*** THE DATA ***

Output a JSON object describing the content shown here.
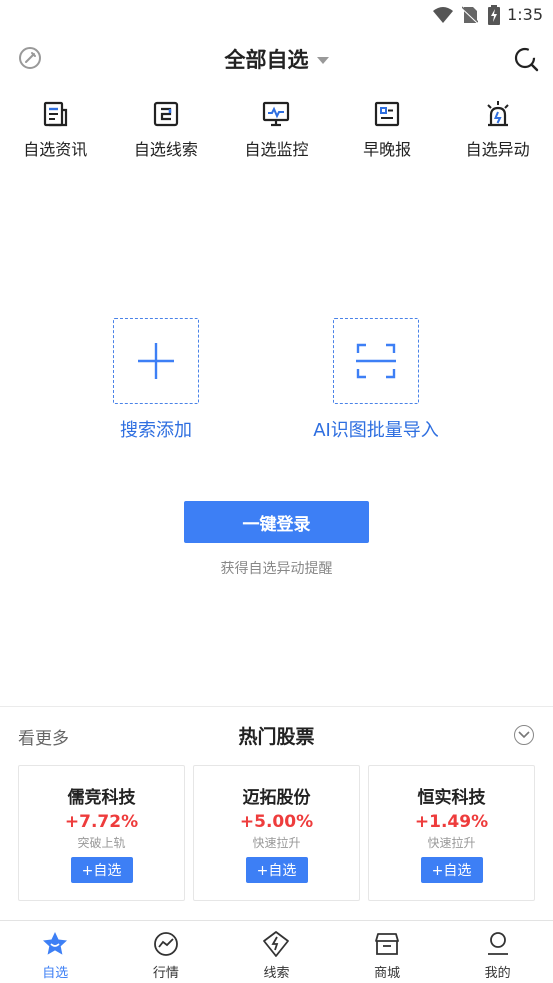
{
  "status_bar": {
    "time": "1:35"
  },
  "header": {
    "title": "全部自选"
  },
  "quick_entries": [
    {
      "label": "自选资讯",
      "icon": "news-icon"
    },
    {
      "label": "自选线索",
      "icon": "clue-icon"
    },
    {
      "label": "自选监控",
      "icon": "monitor-icon"
    },
    {
      "label": "早晚报",
      "icon": "report-icon"
    },
    {
      "label": "自选异动",
      "icon": "alarm-icon"
    }
  ],
  "empty_state": {
    "search_add_label": "搜索添加",
    "ai_import_label": "AI识图批量导入",
    "login_button": "一键登录",
    "login_hint": "获得自选异动提醒"
  },
  "hot_stocks": {
    "see_more": "看更多",
    "title": "热门股票",
    "items": [
      {
        "name": "儒竞科技",
        "change": "+7.72%",
        "tag": "突破上轨",
        "add": "+自选"
      },
      {
        "name": "迈拓股份",
        "change": "+5.00%",
        "tag": "快速拉升",
        "add": "+自选"
      },
      {
        "name": "恒实科技",
        "change": "+1.49%",
        "tag": "快速拉升",
        "add": "+自选"
      }
    ]
  },
  "bottom_nav": [
    {
      "label": "自选",
      "icon": "star-icon",
      "active": true
    },
    {
      "label": "行情",
      "icon": "trend-icon"
    },
    {
      "label": "线索",
      "icon": "lightning-icon"
    },
    {
      "label": "商城",
      "icon": "shop-icon"
    },
    {
      "label": "我的",
      "icon": "profile-icon"
    }
  ],
  "colors": {
    "accent": "#3d7ff5",
    "rise": "#ee3c3c"
  }
}
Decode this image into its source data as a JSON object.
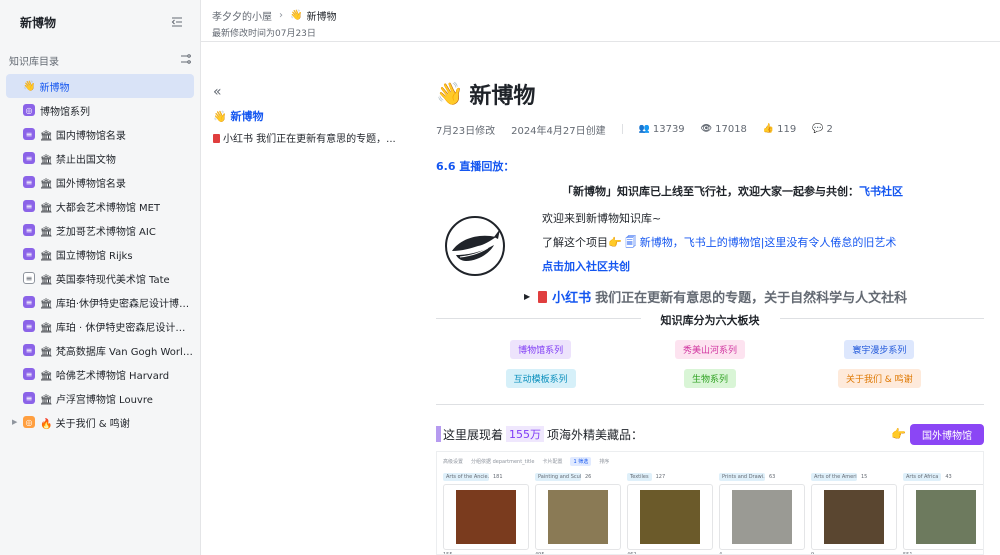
{
  "sidebar": {
    "title": "新博物",
    "section_label": "知识库目录",
    "items": [
      {
        "label": "新博物",
        "emoji": "👋",
        "icon": "wave-emoji",
        "active": true
      },
      {
        "label": "博物馆系列",
        "icon": "purple-badge-icon",
        "icon_text": "◎"
      },
      {
        "label": "🏛 国内博物馆名录",
        "icon": "purple-list-icon",
        "icon_text": "≡"
      },
      {
        "label": "🏛 禁止出国文物",
        "icon": "purple-list-icon",
        "icon_text": "≡"
      },
      {
        "label": "🏛 国外博物馆名录",
        "icon": "purple-list-icon",
        "icon_text": "≡"
      },
      {
        "label": "🏛 大都会艺术博物馆 MET",
        "icon": "purple-list-icon",
        "icon_text": "≡"
      },
      {
        "label": "🏛 芝加哥艺术博物馆 AIC",
        "icon": "purple-list-icon",
        "icon_text": "≡"
      },
      {
        "label": "🏛 国立博物馆 Rijks",
        "icon": "purple-list-icon",
        "icon_text": "≡"
      },
      {
        "label": "🏛 英国泰特现代美术馆 Tate",
        "icon": "grey-doc-icon",
        "icon_text": "≡"
      },
      {
        "label": "🏛 库珀·休伊特史密森尼设计博物...",
        "icon": "purple-list-icon",
        "icon_text": "≡"
      },
      {
        "label": "🏛 库珀 · 休伊特史密森尼设计博物...",
        "icon": "purple-list-icon",
        "icon_text": "≡"
      },
      {
        "label": "🏛 梵高数据库 Van Gogh Worldwide",
        "icon": "purple-list-icon",
        "icon_text": "≡"
      },
      {
        "label": "🏛 哈佛艺术博物馆 Harvard",
        "icon": "purple-list-icon",
        "icon_text": "≡"
      },
      {
        "label": "🏛 卢浮宫博物馆 Louvre",
        "icon": "purple-list-icon",
        "icon_text": "≡"
      },
      {
        "label": "🔥 关于我们 & 鸣谢",
        "icon": "orange-badge-icon",
        "icon_text": "◎",
        "collapsed": true
      }
    ]
  },
  "header": {
    "breadcrumb_parent": "孝夕夕的小屋",
    "breadcrumb_current_emoji": "👋",
    "breadcrumb_current": "新博物",
    "updated": "最新修改时间为07月23日"
  },
  "outline": {
    "toggle": "«",
    "items": [
      "👋 新博物",
      "小红书 我们正在更新有意思的专题，..."
    ]
  },
  "doc": {
    "title_emoji": "👋",
    "title": "新博物",
    "meta": {
      "modified": "7月23日修改",
      "created": "2024年4月27日创建",
      "users": "13739",
      "views": "17018",
      "likes": "119",
      "comments": "2"
    },
    "live": "6.6 直播回放：",
    "announce": "「新博物」知识库已上线至飞行社，欢迎大家一起参与共创：",
    "announce_link": "飞书社区",
    "welcome": "欢迎来到新博物知识库~",
    "learn_prefix": "了解这个项目👉",
    "learn_link": "新博物，飞书上的博物馆|这里没有令人倦怠的旧艺术",
    "join": "点击加入社区共创",
    "xhs_label": "小红书",
    "xhs_text": "我们正在更新有意思的专题，关于自然科学与人文社科",
    "six_title": "知识库分为六大板块",
    "tags": [
      "博物馆系列",
      "秀美山河系列",
      "寰宇漫步系列",
      "互动模板系列",
      "生物系列",
      "关于我们 & 鸣谢"
    ],
    "showcase_prefix": "这里展现着",
    "showcase_num": "155万",
    "showcase_suffix": "项海外精美藏品：",
    "showcase_emoji": "👉",
    "showcase_button": "国外博物馆"
  },
  "gallery": {
    "toolbar": [
      "高级设置",
      "分组依据 department_title",
      "卡片配置",
      "1 筛选",
      "排序"
    ],
    "columns": [
      {
        "name": "Arts of the Ancie...",
        "count": "181",
        "num": "155",
        "color": "#7a3b1e"
      },
      {
        "name": "Painting and Scul...",
        "count": "26",
        "num": "495",
        "color": "#8a7a55"
      },
      {
        "name": "Textiles",
        "count": "127",
        "num": "462",
        "color": "#6b5a2a"
      },
      {
        "name": "Prints and Drawi...",
        "count": "63",
        "num": "4",
        "color": "#9a9a94"
      },
      {
        "name": "Arts of the Ameri...",
        "count": "15",
        "num": "9",
        "color": "#5a4630"
      },
      {
        "name": "Arts of Africa",
        "count": "43",
        "num": "551",
        "color": "#6d7a5e"
      }
    ]
  },
  "colors": {
    "accent": "#1456f0",
    "purple": "#8b46f5",
    "active_bg": "#d9e3f7"
  }
}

***

[EXERCISE DETAILS] Tally the lines that hold the string "休伊特史密森尼设计博物" and state the total, nothing more.

[RESPONSE TO THE EXERCISE] 2